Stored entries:
════

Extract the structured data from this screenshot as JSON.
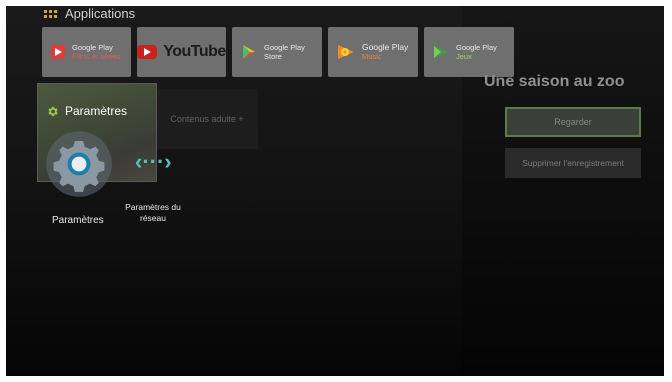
{
  "apps_section": {
    "title": "Applications",
    "icon": "grid-icon"
  },
  "apps": [
    {
      "name": "Google Play",
      "sub": "Films et séries",
      "icon": "play-movies-icon"
    },
    {
      "name": "YouTube",
      "icon": "youtube-icon"
    },
    {
      "name": "Google Play",
      "sub": "Store",
      "icon": "play-store-icon"
    },
    {
      "name": "Google Play",
      "sub": "Music",
      "icon": "play-music-icon"
    },
    {
      "name": "Google Play",
      "sub": "Jeux",
      "icon": "play-games-icon"
    }
  ],
  "adult_card": {
    "label": "Contenus adulte +"
  },
  "settings_card": {
    "title": "Paramètres",
    "icon": "gear-icon"
  },
  "settings_shortcuts": [
    {
      "label": "Paramètres",
      "icon": "gear-icon"
    },
    {
      "label": "Paramètres du réseau",
      "icon": "network-arrows-icon"
    }
  ],
  "detail": {
    "title": "Une saison au zoo",
    "watch_button": "Regarder",
    "delete_button": "Supprimer l'enregistrement"
  },
  "colors": {
    "accent_green": "#5a7a48",
    "network_teal": "#54c2b4",
    "youtube_red": "#c8221d"
  }
}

════

Written exercise:
Please set down each line of the data above exactly as written, without the pictures.

Expected output:
Extract the structured data from this screenshot as JSON.
{
  "apps_section": {
    "title": "Applications",
    "icon": "grid-icon"
  },
  "apps": [
    {
      "name": "Google Play",
      "sub": "Films et séries",
      "icon": "play-movies-icon"
    },
    {
      "name": "YouTube",
      "icon": "youtube-icon"
    },
    {
      "name": "Google Play",
      "sub": "Store",
      "icon": "play-store-icon"
    },
    {
      "name": "Google Play",
      "sub": "Music",
      "icon": "play-music-icon"
    },
    {
      "name": "Google Play",
      "sub": "Jeux",
      "icon": "play-games-icon"
    }
  ],
  "adult_card": {
    "label": "Contenus adulte +"
  },
  "settings_card": {
    "title": "Paramètres",
    "icon": "gear-icon"
  },
  "settings_shortcuts": [
    {
      "label": "Paramètres",
      "icon": "gear-icon"
    },
    {
      "label": "Paramètres du réseau",
      "icon": "network-arrows-icon"
    }
  ],
  "detail": {
    "title": "Une saison au zoo",
    "watch_button": "Regarder",
    "delete_button": "Supprimer l'enregistrement"
  },
  "colors": {
    "accent_green": "#5a7a48",
    "network_teal": "#54c2b4",
    "youtube_red": "#c8221d"
  }
}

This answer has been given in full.